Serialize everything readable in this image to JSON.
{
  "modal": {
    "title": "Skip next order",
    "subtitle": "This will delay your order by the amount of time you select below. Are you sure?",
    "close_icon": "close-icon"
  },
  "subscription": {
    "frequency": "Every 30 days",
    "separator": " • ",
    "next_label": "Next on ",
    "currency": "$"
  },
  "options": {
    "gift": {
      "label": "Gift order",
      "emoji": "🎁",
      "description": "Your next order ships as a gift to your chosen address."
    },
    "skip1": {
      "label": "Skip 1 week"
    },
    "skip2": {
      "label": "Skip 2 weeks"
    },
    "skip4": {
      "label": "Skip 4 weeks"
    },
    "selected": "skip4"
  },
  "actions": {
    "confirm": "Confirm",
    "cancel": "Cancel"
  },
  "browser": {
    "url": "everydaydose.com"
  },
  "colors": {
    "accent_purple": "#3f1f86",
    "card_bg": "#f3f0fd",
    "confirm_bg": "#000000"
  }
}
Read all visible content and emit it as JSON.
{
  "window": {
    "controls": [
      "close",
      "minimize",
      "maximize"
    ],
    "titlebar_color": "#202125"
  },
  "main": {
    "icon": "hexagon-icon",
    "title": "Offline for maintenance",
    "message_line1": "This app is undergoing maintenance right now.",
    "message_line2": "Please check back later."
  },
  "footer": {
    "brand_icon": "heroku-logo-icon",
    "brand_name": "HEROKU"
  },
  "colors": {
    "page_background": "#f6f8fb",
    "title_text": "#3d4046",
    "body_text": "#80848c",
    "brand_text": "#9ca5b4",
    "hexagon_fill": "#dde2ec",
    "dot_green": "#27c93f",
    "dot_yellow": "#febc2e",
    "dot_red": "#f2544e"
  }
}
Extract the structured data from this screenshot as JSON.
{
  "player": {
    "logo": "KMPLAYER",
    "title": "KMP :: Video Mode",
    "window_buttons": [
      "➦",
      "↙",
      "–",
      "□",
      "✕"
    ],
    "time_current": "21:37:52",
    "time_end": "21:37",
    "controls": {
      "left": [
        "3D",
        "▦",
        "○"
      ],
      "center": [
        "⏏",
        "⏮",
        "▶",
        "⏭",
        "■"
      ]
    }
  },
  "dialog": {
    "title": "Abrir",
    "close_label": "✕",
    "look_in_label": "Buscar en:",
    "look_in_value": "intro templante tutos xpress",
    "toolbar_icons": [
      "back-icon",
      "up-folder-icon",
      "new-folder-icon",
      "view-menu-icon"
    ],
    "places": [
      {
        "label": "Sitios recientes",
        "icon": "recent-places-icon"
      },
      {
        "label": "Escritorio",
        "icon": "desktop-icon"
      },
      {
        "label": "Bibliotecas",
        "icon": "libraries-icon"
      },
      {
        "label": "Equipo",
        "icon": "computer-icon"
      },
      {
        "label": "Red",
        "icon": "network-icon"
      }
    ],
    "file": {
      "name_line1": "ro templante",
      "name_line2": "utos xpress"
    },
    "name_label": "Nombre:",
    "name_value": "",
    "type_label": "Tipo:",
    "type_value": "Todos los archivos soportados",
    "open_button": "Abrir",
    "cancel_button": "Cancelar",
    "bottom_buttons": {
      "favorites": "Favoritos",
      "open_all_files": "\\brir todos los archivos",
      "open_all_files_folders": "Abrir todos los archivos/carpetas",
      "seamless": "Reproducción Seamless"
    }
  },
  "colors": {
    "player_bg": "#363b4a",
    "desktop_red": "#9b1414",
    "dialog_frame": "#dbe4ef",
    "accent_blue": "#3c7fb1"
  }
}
::::::::::
Stated exercise: Emit the full listing verbatim.

Answer to this task:
Serialize everything readable in this image to JSON.
{
  "modal": {
    "title": "Skip next order",
    "subtitle": "This will delay your order by the amount of time you select below. Are you sure?",
    "close_icon": "close-icon"
  },
  "subscription": {
    "frequency": "Every 30 days",
    "separator": " • ",
    "next_label": "Next on ",
    "currency": "$"
  },
  "options": {
    "gift": {
      "label": "Gift order",
      "emoji": "🎁",
      "description": "Your next order ships as a gift to your chosen address."
    },
    "skip1": {
      "label": "Skip 1 week"
    },
    "skip2": {
      "label": "Skip 2 weeks"
    },
    "skip4": {
      "label": "Skip 4 weeks"
    },
    "selected": "skip4"
  },
  "actions": {
    "confirm": "Confirm",
    "cancel": "Cancel"
  },
  "browser": {
    "url": "everydaydose.com"
  },
  "colors": {
    "accent_purple": "#3f1f86",
    "card_bg": "#f3f0fd",
    "confirm_bg": "#000000"
  }
}
Read all visible content and emit it as JSON.
{
  "window": {
    "controls": [
      "close",
      "minimize",
      "maximize"
    ],
    "titlebar_color": "#202125"
  },
  "main": {
    "icon": "hexagon-icon",
    "title": "Offline for maintenance",
    "message_line1": "This app is undergoing maintenance right now.",
    "message_line2": "Please check back later."
  },
  "footer": {
    "brand_icon": "heroku-logo-icon",
    "brand_name": "HEROKU"
  },
  "colors": {
    "page_background": "#f6f8fb",
    "title_text": "#3d4046",
    "body_text": "#80848c",
    "brand_text": "#9ca5b4",
    "hexagon_fill": "#dde2ec",
    "dot_green": "#27c93f",
    "dot_yellow": "#febc2e",
    "dot_red": "#f2544e"
  }
}
Extract the structured data from this screenshot as JSON.
{
  "player": {
    "logo": "KMPLAYER",
    "title": "KMP :: Video Mode",
    "window_buttons": [
      "➦",
      "↙",
      "–",
      "□",
      "✕"
    ],
    "time_current": "21:37:52",
    "time_end": "21:37",
    "controls": {
      "left": [
        "3D",
        "▦",
        "○"
      ],
      "center": [
        "⏏",
        "⏮",
        "▶",
        "⏭",
        "■"
      ]
    }
  },
  "dialog": {
    "title": "Abrir",
    "close_label": "✕",
    "look_in_label": "Buscar en:",
    "look_in_value": "intro templante tutos xpress",
    "toolbar_icons": [
      "back-icon",
      "up-folder-icon",
      "new-folder-icon",
      "view-menu-icon"
    ],
    "places": [
      {
        "label": "Sitios recientes",
        "icon": "recent-places-icon"
      },
      {
        "label": "Escritorio",
        "icon": "desktop-icon"
      },
      {
        "label": "Bibliotecas",
        "icon": "libraries-icon"
      },
      {
        "label": "Equipo",
        "icon": "computer-icon"
      },
      {
        "label": "Red",
        "icon": "network-icon"
      }
    ],
    "file": {
      "name_line1": "ro templante",
      "name_line2": "utos xpress"
    },
    "name_label": "Nombre:",
    "name_value": "",
    "type_label": "Tipo:",
    "type_value": "Todos los archivos soportados",
    "open_button": "Abrir",
    "cancel_button": "Cancelar",
    "bottom_buttons": {
      "favorites": "Favoritos",
      "open_all_files": "\\brir todos los archivos",
      "open_all_files_folders": "Abrir todos los archivos/carpetas",
      "seamless": "Reproducción Seamless"
    }
  },
  "colors": {
    "player_bg": "#363b4a",
    "desktop_red": "#9b1414",
    "dialog_frame": "#dbe4ef",
    "accent_blue": "#3c7fb1"
  }
}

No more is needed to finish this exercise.